**Required task**. All of the records below must be output exactly, with no pictures carried over.

**Record extracts**.
BEGIN

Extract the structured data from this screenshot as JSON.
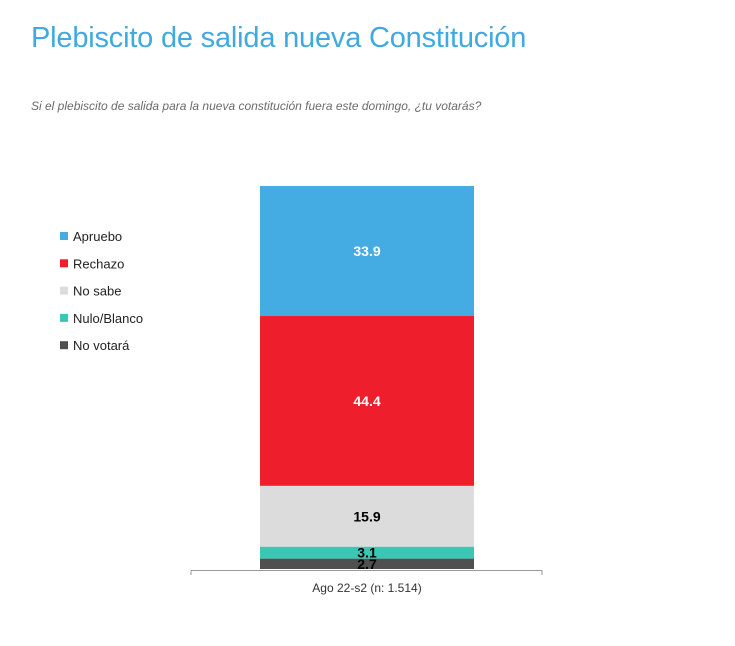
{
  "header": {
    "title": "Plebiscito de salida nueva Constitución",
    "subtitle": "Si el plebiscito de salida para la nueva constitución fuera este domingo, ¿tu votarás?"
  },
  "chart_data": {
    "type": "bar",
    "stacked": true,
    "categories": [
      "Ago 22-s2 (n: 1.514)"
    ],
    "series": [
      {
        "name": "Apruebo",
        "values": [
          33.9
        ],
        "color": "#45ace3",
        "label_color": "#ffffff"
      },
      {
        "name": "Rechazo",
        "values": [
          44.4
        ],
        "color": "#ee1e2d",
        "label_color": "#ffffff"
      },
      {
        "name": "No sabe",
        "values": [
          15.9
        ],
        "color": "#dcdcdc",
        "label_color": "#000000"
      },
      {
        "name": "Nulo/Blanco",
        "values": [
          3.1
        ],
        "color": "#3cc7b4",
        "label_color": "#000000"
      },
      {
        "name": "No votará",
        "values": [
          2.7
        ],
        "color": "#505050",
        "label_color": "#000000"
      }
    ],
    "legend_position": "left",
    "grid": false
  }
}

END

**Finished exercise**.
Extract the structured data from this screenshot as JSON.
{
  "header": {
    "title": "Plebiscito de salida nueva Constitución",
    "subtitle": "Si el plebiscito de salida para la nueva constitución fuera este domingo, ¿tu votarás?"
  },
  "chart_data": {
    "type": "bar",
    "stacked": true,
    "categories": [
      "Ago 22-s2 (n: 1.514)"
    ],
    "series": [
      {
        "name": "Apruebo",
        "values": [
          33.9
        ],
        "color": "#45ace3",
        "label_color": "#ffffff"
      },
      {
        "name": "Rechazo",
        "values": [
          44.4
        ],
        "color": "#ee1e2d",
        "label_color": "#ffffff"
      },
      {
        "name": "No sabe",
        "values": [
          15.9
        ],
        "color": "#dcdcdc",
        "label_color": "#000000"
      },
      {
        "name": "Nulo/Blanco",
        "values": [
          3.1
        ],
        "color": "#3cc7b4",
        "label_color": "#000000"
      },
      {
        "name": "No votará",
        "values": [
          2.7
        ],
        "color": "#505050",
        "label_color": "#000000"
      }
    ],
    "legend_position": "left",
    "grid": false
  }
}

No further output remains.